(TEXT EXCERPT):
▽
How to Build Emotional Resilience
Develop the capacity to stay steady even when you get triggered.
We all have moments that shake our emotional snow globe.
Moments when your Primal Question gets answered with a big fat “NO”.
Your spouse misses an anniversary.
Your boss overlooks your contribution.
Your family forgets your birthday.
In my coaching practice, I see these moments impact people's lives every day. These situations can send us spiraling. Without resilience, we're at the mercy of every trigger.
We instantly go into our Scramble, exhausting ourselves with protection mechanisms and coping strategies. Our relationships suffer, our work suffers, and most importantly, we suffer. And the worst part?
The more we scramble, the less equipped we become to handle future triggers.
We need to build resilience to these moments.
Most people assume building resilience means never getting triggered or learning to ignore their needs completely. They try to tough it out, shove it down, or pretend the need doesn't exist. But that's not resilience—that's avoidance.
True resilience is about what happens in those moments when your need goes unmet.
Can you stay steady, or do you instantly go into survival mode?
Follow These 5 steps to build Primal Question resilience:
Become Aware of Your Need
First, you need language for what's happening.
Think of it like learning to read a map of your emotional landscape. When you can name your apex need—whether it's safety, love, success, or something else—you gain control over it. It's no longer this mysterious force controlling your life.
It becomes something you can work with, something you can understand and navigate.
Understand How Your Need Got Imprinted
Your Primal Question didn't appear out of nowhere.
It formed in childhood, based on your early experiences. Maybe it was a parent's constant criticism, or perhaps it was subtle messages about what made you worthy of love. Understanding this history isn't about blame—it's about compassion.
When you know why you react the way you do, you create space for new responses.
△
(RECORDS SHOWN):
▽
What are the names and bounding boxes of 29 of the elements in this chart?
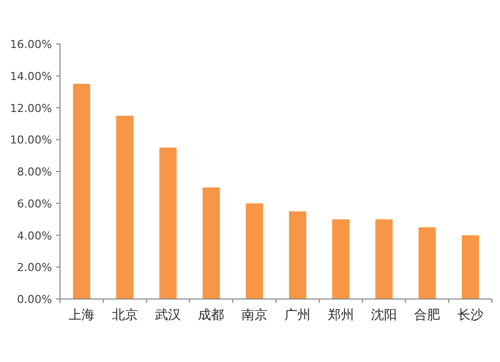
x-tick-label: 南京: [241, 308, 268, 323]
bar: [72, 84, 90, 299]
y-tick-label: 14.00%: [10, 70, 52, 83]
bar: [202, 187, 220, 299]
y-tick-label: 2.00%: [17, 261, 52, 274]
bar: [159, 148, 177, 299]
x-tick-label: 成都: [198, 308, 224, 323]
bar: [246, 203, 264, 299]
bar: [462, 235, 480, 299]
x-tick-label: 广州: [284, 308, 311, 323]
x-tick-label: 郑州: [328, 308, 354, 323]
bar: [332, 219, 350, 299]
x-tick-label: 长沙: [457, 308, 484, 323]
y-tick-label: 8.00%: [17, 166, 52, 178]
x-tick-label: 北京: [112, 308, 138, 323]
bar: [116, 116, 134, 299]
x-tick-label: 上海: [68, 308, 95, 323]
y-tick-label: 6.00%: [17, 197, 52, 210]
y-tick-label: 0.00%: [17, 293, 52, 306]
y-tick-label: 12.00%: [10, 102, 52, 115]
y-tick-label: 16.00%: [10, 38, 52, 51]
bar: [375, 219, 393, 299]
x-tick-label: 武汉: [155, 308, 181, 323]
y-tick-label: 10.00%: [10, 134, 52, 147]
bar: [418, 227, 436, 299]
y-tick-label: 4.00%: [17, 229, 52, 242]
bar: [288, 211, 306, 299]
x-tick-label: 合肥: [414, 308, 440, 323]
x-tick-label: 沈阳: [371, 308, 397, 323]
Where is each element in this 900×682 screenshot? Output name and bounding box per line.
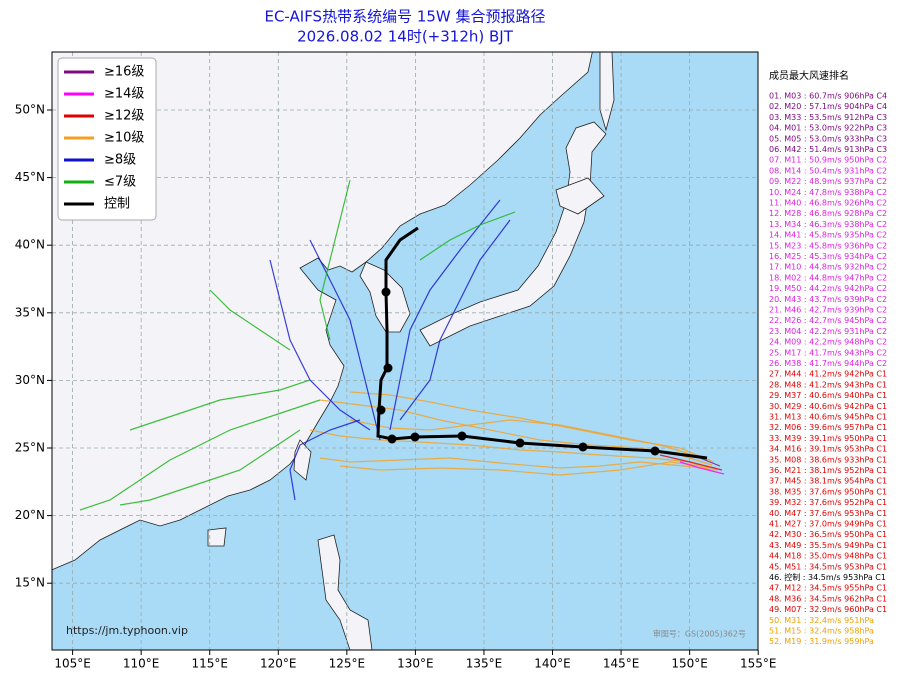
ranking-row: 08. M14 : 50.4m/s 931hPa C2 [769, 166, 887, 175]
ranking-row: 30. M29 : 40.6m/s 942hPa C1 [769, 402, 887, 411]
ranking-row: 28. M48 : 41.2m/s 943hPa C1 [769, 380, 887, 389]
ranking-row: 41. M27 : 37.0m/s 949hPa C1 [769, 520, 887, 529]
lon-label: 110°E [123, 657, 160, 671]
ranking-row: 35. M08 : 38.6m/s 933hPa C1 [769, 455, 887, 464]
ranking-row: 25. M17 : 41.7m/s 943hPa C2 [769, 348, 887, 357]
lon-label: 155°E [740, 657, 777, 671]
lat-label: 15°N [15, 576, 45, 590]
ranking-row: 33. M39 : 39.1m/s 950hPa C1 [769, 434, 887, 443]
ranking-row: 26. M38 : 41.7m/s 944hPa C2 [769, 359, 887, 368]
lon-label: 115°E [191, 657, 228, 671]
axis-labels: 105°E 110°E 115°E 120°E 125°E 130°E 135°E 140°E… [15, 103, 777, 671]
ranking-row: 42. M30 : 36.5m/s 950hPa C1 [769, 530, 887, 539]
lon-label: 105°E [54, 657, 91, 671]
ensemble-tracks [79, 179, 725, 511]
ranking-row: 04. M01 : 53.0m/s 922hPa C3 [769, 124, 887, 133]
ranking-row: 11. M40 : 46.8m/s 926hPa C2 [769, 199, 887, 208]
ranking-row: 01. M03 : 60.7m/s 906hPa C4 [769, 92, 887, 101]
ranking-row: 07. M11 : 50.9m/s 950hPa C2 [769, 156, 887, 165]
ranking-row: 15. M23 : 45.8m/s 936hPa C2 [769, 241, 887, 250]
ranking-row: 38. M35 : 37.6m/s 950hPa C1 [769, 487, 887, 496]
legend-label: ≥14级 [104, 87, 144, 102]
map-body [52, 52, 758, 650]
ranking-row: 43. M49 : 35.5m/s 949hPa C1 [769, 541, 887, 550]
hokkaido [555, 177, 605, 215]
hainan [207, 527, 227, 547]
lat-label: 25°N [15, 441, 45, 455]
ranking-row: 09. M22 : 48.9m/s 937hPa C2 [769, 177, 887, 186]
ranking-row: 29. M37 : 40.6m/s 940hPa C1 [769, 391, 887, 400]
lon-label: 145°E [603, 657, 640, 671]
lat-label: 30°N [15, 373, 45, 387]
ranking-row: 48. M36 : 34.5m/s 962hPa C1 [769, 594, 887, 603]
ranking-row: 16. M25 : 45.3m/s 934hPa C2 [769, 252, 887, 261]
ranking-row: 44. M18 : 35.0m/s 948hPa C1 [769, 552, 887, 561]
ranking-row: 49. M07 : 32.9m/s 960hPa C1 [769, 605, 887, 614]
ranking-row: 12. M28 : 46.8m/s 928hPa C2 [769, 209, 887, 218]
title: EC-AIFS热带系统编号 15W 集合预报路径 [264, 8, 545, 26]
ranking-row: 46. 控制 : 34.5m/s 953hPa C1 [769, 572, 886, 582]
ranking-row: 31. M13 : 40.6m/s 945hPa C1 [769, 413, 887, 422]
lat-label: 45°N [15, 170, 45, 184]
lon-label: 120°E [260, 657, 297, 671]
ranking-row: 06. M42 : 51.4m/s 913hPa C3 [769, 145, 887, 154]
ranking-row: 03. M33 : 53.5m/s 912hPa C3 [769, 113, 887, 122]
ranking-title: 成员最大风速排名 [769, 69, 849, 82]
ranking-row: 22. M26 : 42.7m/s 945hPa C2 [769, 316, 887, 325]
ranking-row: 40. M47 : 37.6m/s 953hPa C1 [769, 509, 887, 518]
legend-label: ≥8级 [104, 153, 136, 168]
legend-label: ≥12级 [104, 109, 144, 124]
ranking-row: 24. M09 : 42.2m/s 948hPa C2 [769, 338, 887, 347]
legend-label: ≤7级 [104, 175, 136, 190]
subtitle: 2026.08.02 14时(+312h) BJT [297, 28, 514, 46]
ranking-row: 39. M32 : 37.6m/s 952hPa C1 [769, 498, 887, 507]
legend-label: ≥16级 [104, 65, 144, 80]
ranking-row: 13. M34 : 46.3m/s 938hPa C2 [769, 220, 887, 229]
lat-label: 20°N [15, 508, 45, 522]
ranking-row: 14. M41 : 45.8m/s 935hPa C2 [769, 231, 887, 240]
ranking-row: 34. M16 : 39.1m/s 953hPa C1 [769, 445, 887, 454]
ranking-row: 02. M20 : 57.1m/s 904hPa C4 [769, 102, 887, 111]
approval-number: 审图号：GS(2005)362号 [653, 629, 746, 639]
lon-label: 125°E [329, 657, 366, 671]
lat-label: 40°N [15, 238, 45, 252]
legend-label: ≥10级 [104, 131, 144, 146]
ranking-row: 21. M46 : 42.7m/s 939hPa C2 [769, 306, 887, 315]
ranking-row: 27. M44 : 41.2m/s 942hPa C1 [769, 370, 887, 379]
ranking-row: 32. M06 : 39.6m/s 957hPa C1 [769, 423, 887, 432]
map-frame [51, 51, 759, 651]
ranking-row: 37. M45 : 38.1m/s 954hPa C1 [769, 477, 887, 486]
philippines [317, 534, 373, 650]
sakhalin [599, 52, 615, 132]
lat-label: 50°N [15, 103, 45, 117]
ranking-row: 45. M51 : 34.5m/s 953hPa C1 [769, 562, 887, 571]
source-url: https://jm.typhoon.vip [66, 624, 188, 637]
ranking-row: 20. M43 : 43.7m/s 939hPa C2 [769, 295, 887, 304]
ranking-row: 18. M02 : 44.8m/s 947hPa C2 [769, 273, 887, 282]
ranking-row: 17. M10 : 44.8m/s 932hPa C2 [769, 263, 887, 272]
ranking-row: 19. M50 : 44.2m/s 942hPa C2 [769, 284, 887, 293]
japan [419, 121, 607, 347]
legend-label: 控制 [104, 197, 130, 212]
control-track [376, 226, 708, 460]
lat-label: 35°N [15, 305, 45, 319]
lon-label: 135°E [466, 657, 503, 671]
ranking-row: 05. M05 : 53.0m/s 933hPa C3 [769, 134, 887, 143]
ranking-row: 23. M04 : 42.2m/s 931hPa C2 [769, 327, 887, 336]
control-points [376, 287, 660, 456]
lon-label: 140°E [534, 657, 571, 671]
lon-label: 130°E [397, 657, 434, 671]
legend-box [57, 57, 157, 221]
lon-label: 150°E [671, 657, 708, 671]
ranking-row: 47. M12 : 34.5m/s 955hPa C1 [769, 584, 887, 593]
ranking-row: 52. M19 : 31.9m/s 959hPa [769, 637, 874, 646]
grid [52, 52, 758, 650]
ranking-row: 10. M24 : 47.8m/s 938hPa C2 [769, 188, 887, 197]
ranking-row: 50. M31 : 32.4m/s 951hPa [769, 616, 874, 625]
ranking-row: 36. M21 : 38.1m/s 952hPa C1 [769, 466, 887, 475]
ranking-row: 51. M15 : 32.4m/s 958hPa [769, 627, 874, 636]
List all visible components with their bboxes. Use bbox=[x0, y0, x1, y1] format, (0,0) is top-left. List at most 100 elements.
△
(WHAT YOU NEED TO DO):
**1.** Reproduce word for word the part of the resilience article that opens with the words containing "Your boss overlooks" and closes with "need goes unmet.".
**2.** Please state whether each statement agrees with the resilience article, answering yes or no and quoting the words from the article that decide it: (a) The article says a person's Primal Question formed in childhood. (b) The article treats learning to ignore one's needs completely as true resilience. (c) The article offers seven steps for building Primal Question resilience.
**3.** Continue the resilience article from its last sentence.

(ANSWER LIST):
**1.**
Your boss overlooks your contribution.
Your family forgets your birthday.
In my coaching practice, I see these moments impact people's lives every day. These situations can send us spiraling. Without resilience, we're at the mercy of every trigger.
We instantly go into our Scramble, exhausting ourselves with protection mechanisms and coping strategies. Our relationships suffer, our work suffers, and most importantly, we suffer. And the worst part?
The more we scramble, the less equipped we become to handle future triggers.
We need to build resilience to these moments.
Most people assume building resilience means never getting triggered or learning to ignore their needs completely. They try to tough it out, shove it down, or pretend the need doesn't exist. But that's not resilience—that's avoidance.
True resilience is about what happens in those moments when your need goes unmet.

**2.**
(a) Yes: "It formed in childhood, based on your early experiences."
(b) No: "But that's not resilience—that's avoidance."
(c) No: "Follow These 5 steps to build Primal Question resilience:"

**3.**
Meet Your Need in Healthy Ways
The Scramble is just one way to meet your need—and it’s not a very effective one.
There are healthier alternatives. If you need safety, build genuine security through boundaries and trust. If you need love, practice self-compassion alongside connection with others. The key is finding sustainable ways to meet your need that don't deplete you or damage your relationships.
Build Tolerance for Unmet Needs
This is where real transformation happens.
Think of it like building emotional muscle. Can you sit with the discomfort when your need isn't being met? Can you feel the tension without immediately trying to fix it? Like building any muscle, this capacity grows with practice. Start small, with low-stakes situations, and gradually build your tolerance.
Communicate Your Need in Community
Isolation keeps us stuck.
When we try to handle everything alone, shame wins. But when we invite trusted others into our journey, something powerful happens. We discover we're not alone, and we learn new ways to get our needs met. Your community becomes a safety net for those moments when resilience feels impossible.
Here's what I want you to do this week:
Practice noticing moments when your need goes unmet. Don't try to fix or change anything yet—just observe what happens in your body, emotions, and behaviors. This observation phase is crucial because it helps you identify your patterns without judgment.
Write down:
What triggered you?
What was your first impulse?
How did you actually respond?
What need were you trying to meet?
This awareness is the first step toward building true resilience. Each observation brings you closer to understanding your unique pattern.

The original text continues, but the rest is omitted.